───── Stored rows

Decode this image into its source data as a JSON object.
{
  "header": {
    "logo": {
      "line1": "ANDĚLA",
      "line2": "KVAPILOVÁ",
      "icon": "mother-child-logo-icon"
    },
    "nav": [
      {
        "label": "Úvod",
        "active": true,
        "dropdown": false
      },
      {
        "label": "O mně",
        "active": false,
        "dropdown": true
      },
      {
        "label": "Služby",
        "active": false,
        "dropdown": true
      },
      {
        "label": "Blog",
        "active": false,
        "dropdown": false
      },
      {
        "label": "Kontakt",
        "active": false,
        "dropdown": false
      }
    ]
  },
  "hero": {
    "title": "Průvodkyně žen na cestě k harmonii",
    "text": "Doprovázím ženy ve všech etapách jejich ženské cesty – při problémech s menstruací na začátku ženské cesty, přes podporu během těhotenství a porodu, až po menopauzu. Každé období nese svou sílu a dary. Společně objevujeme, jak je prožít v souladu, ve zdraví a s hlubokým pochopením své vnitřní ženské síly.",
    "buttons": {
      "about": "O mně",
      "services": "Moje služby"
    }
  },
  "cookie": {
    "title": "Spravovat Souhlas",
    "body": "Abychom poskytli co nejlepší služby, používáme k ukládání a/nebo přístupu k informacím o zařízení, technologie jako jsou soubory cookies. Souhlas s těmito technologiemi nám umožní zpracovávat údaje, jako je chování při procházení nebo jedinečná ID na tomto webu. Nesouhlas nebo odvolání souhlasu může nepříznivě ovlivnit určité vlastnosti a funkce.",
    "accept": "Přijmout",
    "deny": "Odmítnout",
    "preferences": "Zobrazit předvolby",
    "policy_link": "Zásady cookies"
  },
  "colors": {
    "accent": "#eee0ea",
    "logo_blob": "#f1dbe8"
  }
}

──────────

## Required work
Copy all data exactly, start to finish.

## Response to the exercise
Decode this image into its source data as a JSON object.
{
  "header": {
    "logo": {
      "line1": "ANDĚLA",
      "line2": "KVAPILOVÁ",
      "icon": "mother-child-logo-icon"
    },
    "nav": [
      {
        "label": "Úvod",
        "active": true,
        "dropdown": false
      },
      {
        "label": "O mně",
        "active": false,
        "dropdown": true
      },
      {
        "label": "Služby",
        "active": false,
        "dropdown": true
      },
      {
        "label": "Blog",
        "active": false,
        "dropdown": false
      },
      {
        "label": "Kontakt",
        "active": false,
        "dropdown": false
      }
    ]
  },
  "hero": {
    "title": "Průvodkyně žen na cestě k harmonii",
    "text": "Doprovázím ženy ve všech etapách jejich ženské cesty – při problémech s menstruací na začátku ženské cesty, přes podporu během těhotenství a porodu, až po menopauzu. Každé období nese svou sílu a dary. Společně objevujeme, jak je prožít v souladu, ve zdraví a s hlubokým pochopením své vnitřní ženské síly.",
    "buttons": {
      "about": "O mně",
      "services": "Moje služby"
    }
  },
  "cookie": {
    "title": "Spravovat Souhlas",
    "body": "Abychom poskytli co nejlepší služby, používáme k ukládání a/nebo přístupu k informacím o zařízení, technologie jako jsou soubory cookies. Souhlas s těmito technologiemi nám umožní zpracovávat údaje, jako je chování při procházení nebo jedinečná ID na tomto webu. Nesouhlas nebo odvolání souhlasu může nepříznivě ovlivnit určité vlastnosti a funkce.",
    "accept": "Přijmout",
    "deny": "Odmítnout",
    "preferences": "Zobrazit předvolby",
    "policy_link": "Zásady cookies"
  },
  "colors": {
    "accent": "#eee0ea",
    "logo_blob": "#f1dbe8"
  }
}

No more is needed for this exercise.